- **Instruction**: Write out all the data again, exactly as it stands.

■ ■ ■ ■

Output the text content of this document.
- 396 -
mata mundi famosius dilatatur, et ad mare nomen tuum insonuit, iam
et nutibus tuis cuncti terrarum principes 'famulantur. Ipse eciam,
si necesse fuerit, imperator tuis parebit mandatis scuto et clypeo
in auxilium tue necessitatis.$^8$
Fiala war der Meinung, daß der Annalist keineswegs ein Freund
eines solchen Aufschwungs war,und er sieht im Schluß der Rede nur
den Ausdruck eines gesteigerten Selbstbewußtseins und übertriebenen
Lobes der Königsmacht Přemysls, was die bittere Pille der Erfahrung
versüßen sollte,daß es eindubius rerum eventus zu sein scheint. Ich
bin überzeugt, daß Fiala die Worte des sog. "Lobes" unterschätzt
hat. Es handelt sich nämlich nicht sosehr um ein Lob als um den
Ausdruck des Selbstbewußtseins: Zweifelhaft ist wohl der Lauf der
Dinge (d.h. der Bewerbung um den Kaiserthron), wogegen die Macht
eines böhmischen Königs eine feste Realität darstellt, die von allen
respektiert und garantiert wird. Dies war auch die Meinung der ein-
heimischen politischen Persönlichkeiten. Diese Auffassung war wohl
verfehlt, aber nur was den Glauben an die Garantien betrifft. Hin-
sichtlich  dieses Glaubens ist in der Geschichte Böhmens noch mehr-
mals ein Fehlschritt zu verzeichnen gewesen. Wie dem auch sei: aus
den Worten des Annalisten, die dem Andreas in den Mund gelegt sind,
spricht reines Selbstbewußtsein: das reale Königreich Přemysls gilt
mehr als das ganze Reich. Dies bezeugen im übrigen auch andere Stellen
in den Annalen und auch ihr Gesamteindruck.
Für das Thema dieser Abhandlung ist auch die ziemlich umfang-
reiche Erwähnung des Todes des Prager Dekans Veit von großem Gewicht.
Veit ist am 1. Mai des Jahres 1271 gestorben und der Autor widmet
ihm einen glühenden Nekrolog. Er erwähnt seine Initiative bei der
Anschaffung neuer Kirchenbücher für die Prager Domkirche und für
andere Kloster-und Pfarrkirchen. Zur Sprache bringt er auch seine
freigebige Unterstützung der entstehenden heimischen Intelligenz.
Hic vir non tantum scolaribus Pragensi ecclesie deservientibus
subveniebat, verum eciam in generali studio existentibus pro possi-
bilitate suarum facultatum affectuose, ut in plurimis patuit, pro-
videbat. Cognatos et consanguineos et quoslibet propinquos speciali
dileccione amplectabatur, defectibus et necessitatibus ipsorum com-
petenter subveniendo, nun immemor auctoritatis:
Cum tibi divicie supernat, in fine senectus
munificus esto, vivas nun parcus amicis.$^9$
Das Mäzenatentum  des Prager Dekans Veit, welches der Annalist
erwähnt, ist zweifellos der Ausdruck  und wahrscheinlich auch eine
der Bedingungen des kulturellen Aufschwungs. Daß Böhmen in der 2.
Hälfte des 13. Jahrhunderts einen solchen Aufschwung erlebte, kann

■ ■ ■ ■

- **Output of the exercise**:
Output the text content of this document.
- 396 -
mata mundi famosius dilatatur, et ad mare nomen tuum insonuit, iam
et nutibus tuis cuncti terrarum principes 'famulantur. Ipse eciam,
si necesse fuerit, imperator tuis parebit mandatis scuto et clypeo
in auxilium tue necessitatis.$^8$
Fiala war der Meinung, daß der Annalist keineswegs ein Freund
eines solchen Aufschwungs war,und er sieht im Schluß der Rede nur
den Ausdruck eines gesteigerten Selbstbewußtseins und übertriebenen
Lobes der Königsmacht Přemysls, was die bittere Pille der Erfahrung
versüßen sollte,daß es eindubius rerum eventus zu sein scheint. Ich
bin überzeugt, daß Fiala die Worte des sog. "Lobes" unterschätzt
hat. Es handelt sich nämlich nicht sosehr um ein Lob als um den
Ausdruck des Selbstbewußtseins: Zweifelhaft ist wohl der Lauf der
Dinge (d.h. der Bewerbung um den Kaiserthron), wogegen die Macht
eines böhmischen Königs eine feste Realität darstellt, die von allen
respektiert und garantiert wird. Dies war auch die Meinung der ein-
heimischen politischen Persönlichkeiten. Diese Auffassung war wohl
verfehlt, aber nur was den Glauben an die Garantien betrifft. Hin-
sichtlich  dieses Glaubens ist in der Geschichte Böhmens noch mehr-
mals ein Fehlschritt zu verzeichnen gewesen. Wie dem auch sei: aus
den Worten des Annalisten, die dem Andreas in den Mund gelegt sind,
spricht reines Selbstbewußtsein: das reale Königreich Přemysls gilt
mehr als das ganze Reich. Dies bezeugen im übrigen auch andere Stellen
in den Annalen und auch ihr Gesamteindruck.
Für das Thema dieser Abhandlung ist auch die ziemlich umfang-
reiche Erwähnung des Todes des Prager Dekans Veit von großem Gewicht.
Veit ist am 1. Mai des Jahres 1271 gestorben und der Autor widmet
ihm einen glühenden Nekrolog. Er erwähnt seine Initiative bei der
Anschaffung neuer Kirchenbücher für die Prager Domkirche und für
andere Kloster-und Pfarrkirchen. Zur Sprache bringt er auch seine
freigebige Unterstützung der entstehenden heimischen Intelligenz.
Hic vir non tantum scolaribus Pragensi ecclesie deservientibus
subveniebat, verum eciam in generali studio existentibus pro possi-
bilitate suarum facultatum affectuose, ut in plurimis patuit, pro-
videbat. Cognatos et consanguineos et quoslibet propinquos speciali
dileccione amplectabatur, defectibus et necessitatibus ipsorum com-
petenter subveniendo, nun immemor auctoritatis:
Cum tibi divicie supernat, in fine senectus
munificus esto, vivas nun parcus amicis.$^9$
Das Mäzenatentum  des Prager Dekans Veit, welches der Annalist
erwähnt, ist zweifellos der Ausdruck  und wahrscheinlich auch eine
der Bedingungen des kulturellen Aufschwungs. Daß Böhmen in der 2.
Hälfte des 13. Jahrhunderts einen solchen Aufschwung erlebte, kann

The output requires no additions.